| TASK TO COMPLETE |
How many lines in these records hold the string "image"? State only that number.

| DATA ENTRIES |
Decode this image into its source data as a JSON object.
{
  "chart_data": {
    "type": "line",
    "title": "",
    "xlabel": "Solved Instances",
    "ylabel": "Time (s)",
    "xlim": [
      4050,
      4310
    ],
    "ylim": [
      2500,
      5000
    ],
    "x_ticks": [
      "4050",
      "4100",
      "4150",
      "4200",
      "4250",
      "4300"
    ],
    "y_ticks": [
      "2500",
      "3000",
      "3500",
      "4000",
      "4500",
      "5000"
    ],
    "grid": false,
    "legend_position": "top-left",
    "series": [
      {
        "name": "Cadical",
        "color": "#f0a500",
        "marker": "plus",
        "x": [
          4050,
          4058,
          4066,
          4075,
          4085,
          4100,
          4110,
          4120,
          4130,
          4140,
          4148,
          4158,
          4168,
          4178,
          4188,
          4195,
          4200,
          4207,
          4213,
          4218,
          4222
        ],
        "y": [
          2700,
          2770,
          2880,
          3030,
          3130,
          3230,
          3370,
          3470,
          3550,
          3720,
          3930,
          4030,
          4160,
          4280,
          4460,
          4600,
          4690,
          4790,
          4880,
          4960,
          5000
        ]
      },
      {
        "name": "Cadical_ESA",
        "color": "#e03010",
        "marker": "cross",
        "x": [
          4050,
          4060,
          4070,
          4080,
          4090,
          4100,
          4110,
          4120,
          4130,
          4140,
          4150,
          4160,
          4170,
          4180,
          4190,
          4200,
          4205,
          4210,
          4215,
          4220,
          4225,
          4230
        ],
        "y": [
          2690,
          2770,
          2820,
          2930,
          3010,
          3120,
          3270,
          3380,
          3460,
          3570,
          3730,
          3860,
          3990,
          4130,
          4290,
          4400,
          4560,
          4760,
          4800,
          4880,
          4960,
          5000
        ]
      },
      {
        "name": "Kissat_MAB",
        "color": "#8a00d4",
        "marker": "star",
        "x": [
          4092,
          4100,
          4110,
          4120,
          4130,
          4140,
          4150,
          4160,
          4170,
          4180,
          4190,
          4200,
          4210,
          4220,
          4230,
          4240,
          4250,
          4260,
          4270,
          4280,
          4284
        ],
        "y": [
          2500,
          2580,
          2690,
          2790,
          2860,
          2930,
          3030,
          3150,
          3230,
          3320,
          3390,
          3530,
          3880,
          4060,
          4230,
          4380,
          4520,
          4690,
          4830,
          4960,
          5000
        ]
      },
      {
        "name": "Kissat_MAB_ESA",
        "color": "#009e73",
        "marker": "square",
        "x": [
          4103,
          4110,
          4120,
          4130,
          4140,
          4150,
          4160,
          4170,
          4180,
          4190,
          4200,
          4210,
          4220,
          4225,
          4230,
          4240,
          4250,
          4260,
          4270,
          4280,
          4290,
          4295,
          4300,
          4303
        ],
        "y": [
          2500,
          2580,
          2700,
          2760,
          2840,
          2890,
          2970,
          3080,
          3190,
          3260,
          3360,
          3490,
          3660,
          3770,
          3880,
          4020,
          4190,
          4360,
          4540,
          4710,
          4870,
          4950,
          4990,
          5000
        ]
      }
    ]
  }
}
---
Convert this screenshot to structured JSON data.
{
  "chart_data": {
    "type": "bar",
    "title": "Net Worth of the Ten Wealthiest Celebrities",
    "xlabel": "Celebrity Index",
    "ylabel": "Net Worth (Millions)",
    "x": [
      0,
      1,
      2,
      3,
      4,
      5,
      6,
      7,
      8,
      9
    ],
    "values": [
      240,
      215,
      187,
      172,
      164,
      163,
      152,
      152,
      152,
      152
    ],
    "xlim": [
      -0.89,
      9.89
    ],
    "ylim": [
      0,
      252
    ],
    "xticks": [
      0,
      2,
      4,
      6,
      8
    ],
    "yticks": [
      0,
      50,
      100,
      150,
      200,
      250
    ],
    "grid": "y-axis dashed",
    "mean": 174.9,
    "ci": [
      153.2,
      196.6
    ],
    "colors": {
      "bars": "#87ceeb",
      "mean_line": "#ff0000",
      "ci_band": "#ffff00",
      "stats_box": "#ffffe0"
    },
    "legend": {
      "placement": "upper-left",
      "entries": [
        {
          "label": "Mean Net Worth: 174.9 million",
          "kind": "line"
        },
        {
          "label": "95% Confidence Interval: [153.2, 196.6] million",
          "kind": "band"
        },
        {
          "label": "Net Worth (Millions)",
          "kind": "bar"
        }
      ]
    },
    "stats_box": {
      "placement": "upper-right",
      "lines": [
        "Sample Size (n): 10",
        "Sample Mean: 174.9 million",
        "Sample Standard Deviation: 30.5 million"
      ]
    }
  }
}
==
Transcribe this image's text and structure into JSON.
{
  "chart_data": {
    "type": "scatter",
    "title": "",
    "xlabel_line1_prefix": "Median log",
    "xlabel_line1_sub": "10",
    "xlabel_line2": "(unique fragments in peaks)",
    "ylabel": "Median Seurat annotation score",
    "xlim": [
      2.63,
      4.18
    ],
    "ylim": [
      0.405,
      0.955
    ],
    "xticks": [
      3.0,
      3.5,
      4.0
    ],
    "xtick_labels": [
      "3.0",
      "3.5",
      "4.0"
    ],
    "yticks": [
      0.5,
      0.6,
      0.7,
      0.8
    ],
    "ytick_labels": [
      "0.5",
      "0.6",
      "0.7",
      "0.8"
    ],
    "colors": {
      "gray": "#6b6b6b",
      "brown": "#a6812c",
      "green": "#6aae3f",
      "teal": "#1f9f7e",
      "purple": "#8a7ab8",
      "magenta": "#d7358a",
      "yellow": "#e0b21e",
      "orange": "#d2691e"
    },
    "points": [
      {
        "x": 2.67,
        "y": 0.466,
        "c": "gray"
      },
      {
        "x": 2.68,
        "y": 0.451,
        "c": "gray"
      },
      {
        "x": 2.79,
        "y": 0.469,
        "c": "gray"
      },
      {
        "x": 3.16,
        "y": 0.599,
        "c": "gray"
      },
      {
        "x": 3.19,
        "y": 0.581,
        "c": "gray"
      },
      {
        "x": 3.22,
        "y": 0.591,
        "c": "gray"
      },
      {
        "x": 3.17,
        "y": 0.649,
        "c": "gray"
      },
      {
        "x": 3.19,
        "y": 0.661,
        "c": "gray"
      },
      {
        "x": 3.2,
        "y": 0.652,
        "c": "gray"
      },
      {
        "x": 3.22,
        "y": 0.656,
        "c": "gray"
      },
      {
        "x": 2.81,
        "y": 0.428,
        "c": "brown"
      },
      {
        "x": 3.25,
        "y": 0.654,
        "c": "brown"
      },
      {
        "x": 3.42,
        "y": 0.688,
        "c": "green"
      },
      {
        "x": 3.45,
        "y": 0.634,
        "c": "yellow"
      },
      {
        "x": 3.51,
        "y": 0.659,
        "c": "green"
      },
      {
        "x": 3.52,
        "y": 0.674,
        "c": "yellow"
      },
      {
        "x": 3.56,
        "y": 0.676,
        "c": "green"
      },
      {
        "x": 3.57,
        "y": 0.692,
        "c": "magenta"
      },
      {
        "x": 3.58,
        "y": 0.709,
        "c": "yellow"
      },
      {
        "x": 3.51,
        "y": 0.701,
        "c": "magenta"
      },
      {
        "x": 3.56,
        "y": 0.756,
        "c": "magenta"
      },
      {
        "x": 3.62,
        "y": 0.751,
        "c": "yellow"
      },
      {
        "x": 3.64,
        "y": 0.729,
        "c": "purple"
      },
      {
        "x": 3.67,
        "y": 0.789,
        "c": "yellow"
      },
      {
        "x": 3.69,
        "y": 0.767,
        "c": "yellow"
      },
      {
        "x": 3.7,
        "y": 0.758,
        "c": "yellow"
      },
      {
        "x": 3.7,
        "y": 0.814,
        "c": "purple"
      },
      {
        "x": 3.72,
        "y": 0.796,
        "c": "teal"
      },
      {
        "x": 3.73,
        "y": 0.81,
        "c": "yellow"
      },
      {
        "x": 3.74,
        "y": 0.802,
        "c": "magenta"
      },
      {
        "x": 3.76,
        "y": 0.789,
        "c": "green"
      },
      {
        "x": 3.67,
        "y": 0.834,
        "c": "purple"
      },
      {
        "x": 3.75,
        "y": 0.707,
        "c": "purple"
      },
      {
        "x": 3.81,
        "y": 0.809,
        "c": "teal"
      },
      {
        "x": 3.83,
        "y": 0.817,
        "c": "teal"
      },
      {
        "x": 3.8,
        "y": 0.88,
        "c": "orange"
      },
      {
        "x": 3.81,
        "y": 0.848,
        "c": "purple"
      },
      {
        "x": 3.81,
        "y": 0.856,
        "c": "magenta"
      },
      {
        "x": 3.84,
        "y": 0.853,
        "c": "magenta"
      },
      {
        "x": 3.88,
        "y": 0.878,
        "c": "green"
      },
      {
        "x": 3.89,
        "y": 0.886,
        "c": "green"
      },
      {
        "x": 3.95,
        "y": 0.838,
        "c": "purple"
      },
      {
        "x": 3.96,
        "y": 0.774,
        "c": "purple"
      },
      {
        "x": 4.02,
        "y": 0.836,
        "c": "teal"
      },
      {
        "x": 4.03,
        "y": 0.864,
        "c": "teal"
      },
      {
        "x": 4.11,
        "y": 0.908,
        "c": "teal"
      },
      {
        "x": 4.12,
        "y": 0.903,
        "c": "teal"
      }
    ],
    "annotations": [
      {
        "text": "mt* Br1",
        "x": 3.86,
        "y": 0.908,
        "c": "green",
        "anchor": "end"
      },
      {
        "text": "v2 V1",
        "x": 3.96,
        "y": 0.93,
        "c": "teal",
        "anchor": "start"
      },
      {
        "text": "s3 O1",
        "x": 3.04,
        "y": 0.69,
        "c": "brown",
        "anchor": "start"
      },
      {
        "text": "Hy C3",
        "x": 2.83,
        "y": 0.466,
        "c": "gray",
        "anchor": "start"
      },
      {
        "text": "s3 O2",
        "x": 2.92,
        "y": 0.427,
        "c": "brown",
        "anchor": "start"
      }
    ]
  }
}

| RESULT OF THE TASK |
2